Brief
In the data that follows, count the lines in which the word "xlabel" occurs, and report that figure alone.

Task material
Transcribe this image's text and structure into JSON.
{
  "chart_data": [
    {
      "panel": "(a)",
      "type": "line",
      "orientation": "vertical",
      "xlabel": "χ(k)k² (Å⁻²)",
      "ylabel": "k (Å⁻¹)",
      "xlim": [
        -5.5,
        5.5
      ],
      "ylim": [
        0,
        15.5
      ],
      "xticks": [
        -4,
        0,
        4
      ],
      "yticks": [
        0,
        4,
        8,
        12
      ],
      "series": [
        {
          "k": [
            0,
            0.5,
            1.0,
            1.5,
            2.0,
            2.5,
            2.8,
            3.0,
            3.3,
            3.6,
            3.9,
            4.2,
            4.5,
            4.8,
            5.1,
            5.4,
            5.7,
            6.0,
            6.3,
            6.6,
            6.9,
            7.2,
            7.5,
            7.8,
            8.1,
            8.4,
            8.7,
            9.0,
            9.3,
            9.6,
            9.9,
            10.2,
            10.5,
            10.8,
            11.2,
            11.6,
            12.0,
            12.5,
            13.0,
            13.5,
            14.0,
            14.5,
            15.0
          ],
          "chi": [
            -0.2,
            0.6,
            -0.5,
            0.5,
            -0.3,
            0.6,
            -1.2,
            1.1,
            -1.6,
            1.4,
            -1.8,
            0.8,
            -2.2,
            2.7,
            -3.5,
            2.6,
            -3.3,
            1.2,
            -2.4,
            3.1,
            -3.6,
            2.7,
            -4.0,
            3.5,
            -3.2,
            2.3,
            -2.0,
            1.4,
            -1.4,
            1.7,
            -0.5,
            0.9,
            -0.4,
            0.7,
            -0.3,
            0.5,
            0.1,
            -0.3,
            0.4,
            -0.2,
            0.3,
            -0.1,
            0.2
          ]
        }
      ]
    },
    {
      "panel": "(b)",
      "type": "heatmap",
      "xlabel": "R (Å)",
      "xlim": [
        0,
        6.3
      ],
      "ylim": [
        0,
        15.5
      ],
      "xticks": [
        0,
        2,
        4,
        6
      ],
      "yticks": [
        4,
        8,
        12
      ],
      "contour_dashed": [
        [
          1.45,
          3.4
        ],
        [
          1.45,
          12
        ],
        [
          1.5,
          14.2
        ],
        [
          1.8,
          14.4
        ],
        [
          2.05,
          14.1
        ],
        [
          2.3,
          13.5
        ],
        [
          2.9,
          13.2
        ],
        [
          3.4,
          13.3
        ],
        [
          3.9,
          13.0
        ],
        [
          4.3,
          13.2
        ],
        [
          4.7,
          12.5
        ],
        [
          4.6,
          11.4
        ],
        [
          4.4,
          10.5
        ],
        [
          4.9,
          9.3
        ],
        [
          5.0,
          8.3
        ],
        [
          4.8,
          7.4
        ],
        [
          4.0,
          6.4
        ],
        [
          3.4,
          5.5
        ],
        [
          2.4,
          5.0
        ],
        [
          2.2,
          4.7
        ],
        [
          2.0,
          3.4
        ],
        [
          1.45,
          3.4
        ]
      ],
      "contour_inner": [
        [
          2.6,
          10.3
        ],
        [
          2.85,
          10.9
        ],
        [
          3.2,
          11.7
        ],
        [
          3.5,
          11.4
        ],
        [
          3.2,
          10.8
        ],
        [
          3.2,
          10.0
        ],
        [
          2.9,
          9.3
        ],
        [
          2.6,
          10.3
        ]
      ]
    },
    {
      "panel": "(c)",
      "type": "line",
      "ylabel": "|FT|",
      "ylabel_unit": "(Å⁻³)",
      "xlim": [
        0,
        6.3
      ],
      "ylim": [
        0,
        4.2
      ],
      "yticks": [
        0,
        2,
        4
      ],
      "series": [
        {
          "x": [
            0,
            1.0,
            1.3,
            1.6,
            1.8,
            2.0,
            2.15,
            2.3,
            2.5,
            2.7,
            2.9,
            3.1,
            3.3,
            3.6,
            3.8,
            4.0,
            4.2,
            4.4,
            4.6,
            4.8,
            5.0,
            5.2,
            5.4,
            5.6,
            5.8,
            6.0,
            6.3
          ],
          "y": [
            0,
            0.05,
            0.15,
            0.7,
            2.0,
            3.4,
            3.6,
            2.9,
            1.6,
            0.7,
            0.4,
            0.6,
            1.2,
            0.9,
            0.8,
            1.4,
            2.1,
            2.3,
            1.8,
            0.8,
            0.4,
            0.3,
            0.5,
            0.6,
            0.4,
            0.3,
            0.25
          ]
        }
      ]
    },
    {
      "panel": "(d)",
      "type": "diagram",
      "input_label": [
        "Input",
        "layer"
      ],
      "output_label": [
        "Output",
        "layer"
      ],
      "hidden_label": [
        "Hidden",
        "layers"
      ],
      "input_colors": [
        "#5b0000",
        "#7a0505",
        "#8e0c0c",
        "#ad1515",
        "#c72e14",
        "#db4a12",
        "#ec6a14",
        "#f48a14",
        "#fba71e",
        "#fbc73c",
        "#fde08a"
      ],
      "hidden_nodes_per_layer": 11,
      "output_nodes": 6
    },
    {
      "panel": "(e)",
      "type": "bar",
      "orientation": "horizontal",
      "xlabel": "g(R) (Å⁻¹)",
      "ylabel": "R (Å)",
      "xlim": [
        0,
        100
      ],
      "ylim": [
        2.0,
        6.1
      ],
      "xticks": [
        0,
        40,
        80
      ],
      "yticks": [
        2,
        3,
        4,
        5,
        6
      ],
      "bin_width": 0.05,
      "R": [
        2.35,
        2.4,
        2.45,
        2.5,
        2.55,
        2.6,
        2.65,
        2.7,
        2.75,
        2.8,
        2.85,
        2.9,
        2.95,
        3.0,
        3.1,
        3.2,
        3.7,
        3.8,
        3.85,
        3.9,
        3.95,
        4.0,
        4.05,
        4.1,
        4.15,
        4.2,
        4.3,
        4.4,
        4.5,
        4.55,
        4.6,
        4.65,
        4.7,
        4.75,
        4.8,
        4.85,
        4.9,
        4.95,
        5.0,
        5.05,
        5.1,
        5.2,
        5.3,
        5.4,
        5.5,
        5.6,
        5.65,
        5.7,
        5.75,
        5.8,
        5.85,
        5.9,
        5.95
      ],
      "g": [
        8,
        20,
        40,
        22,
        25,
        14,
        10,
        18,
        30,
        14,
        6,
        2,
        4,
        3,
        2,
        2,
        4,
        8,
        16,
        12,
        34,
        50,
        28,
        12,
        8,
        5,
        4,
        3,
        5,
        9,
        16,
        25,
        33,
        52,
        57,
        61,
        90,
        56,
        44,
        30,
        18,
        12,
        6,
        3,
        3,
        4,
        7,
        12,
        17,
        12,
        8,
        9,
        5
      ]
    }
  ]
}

---

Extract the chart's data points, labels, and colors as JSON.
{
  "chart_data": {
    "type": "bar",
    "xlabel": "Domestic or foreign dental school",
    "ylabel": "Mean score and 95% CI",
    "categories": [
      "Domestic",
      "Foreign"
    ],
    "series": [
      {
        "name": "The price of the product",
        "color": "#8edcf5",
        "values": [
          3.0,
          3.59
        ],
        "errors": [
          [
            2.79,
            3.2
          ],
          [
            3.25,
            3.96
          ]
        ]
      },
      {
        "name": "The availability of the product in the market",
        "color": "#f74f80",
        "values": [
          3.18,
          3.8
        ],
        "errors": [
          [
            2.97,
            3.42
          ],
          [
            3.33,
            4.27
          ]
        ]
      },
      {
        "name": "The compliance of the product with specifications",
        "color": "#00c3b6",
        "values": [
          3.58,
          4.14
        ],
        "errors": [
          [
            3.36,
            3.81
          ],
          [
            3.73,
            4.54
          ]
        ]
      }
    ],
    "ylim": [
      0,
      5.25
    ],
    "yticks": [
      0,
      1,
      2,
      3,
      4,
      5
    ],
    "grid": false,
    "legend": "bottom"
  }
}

--

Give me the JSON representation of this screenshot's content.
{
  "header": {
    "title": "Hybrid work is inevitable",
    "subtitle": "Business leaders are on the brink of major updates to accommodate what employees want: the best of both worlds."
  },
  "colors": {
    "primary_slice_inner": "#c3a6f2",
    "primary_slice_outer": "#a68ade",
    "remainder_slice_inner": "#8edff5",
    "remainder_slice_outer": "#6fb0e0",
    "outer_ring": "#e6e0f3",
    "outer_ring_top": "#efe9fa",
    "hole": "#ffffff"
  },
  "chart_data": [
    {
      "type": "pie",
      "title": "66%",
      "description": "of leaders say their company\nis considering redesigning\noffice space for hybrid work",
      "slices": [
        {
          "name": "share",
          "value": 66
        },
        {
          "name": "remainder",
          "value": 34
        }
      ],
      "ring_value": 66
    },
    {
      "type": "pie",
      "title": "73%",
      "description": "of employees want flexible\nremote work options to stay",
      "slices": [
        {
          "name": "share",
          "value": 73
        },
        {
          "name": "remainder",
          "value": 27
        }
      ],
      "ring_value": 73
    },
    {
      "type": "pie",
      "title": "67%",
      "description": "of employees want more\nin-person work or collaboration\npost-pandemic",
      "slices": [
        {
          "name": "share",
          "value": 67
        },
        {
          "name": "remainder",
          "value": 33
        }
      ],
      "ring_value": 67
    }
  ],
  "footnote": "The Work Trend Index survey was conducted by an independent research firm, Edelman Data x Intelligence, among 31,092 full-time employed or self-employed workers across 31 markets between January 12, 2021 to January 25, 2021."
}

Problem solution
4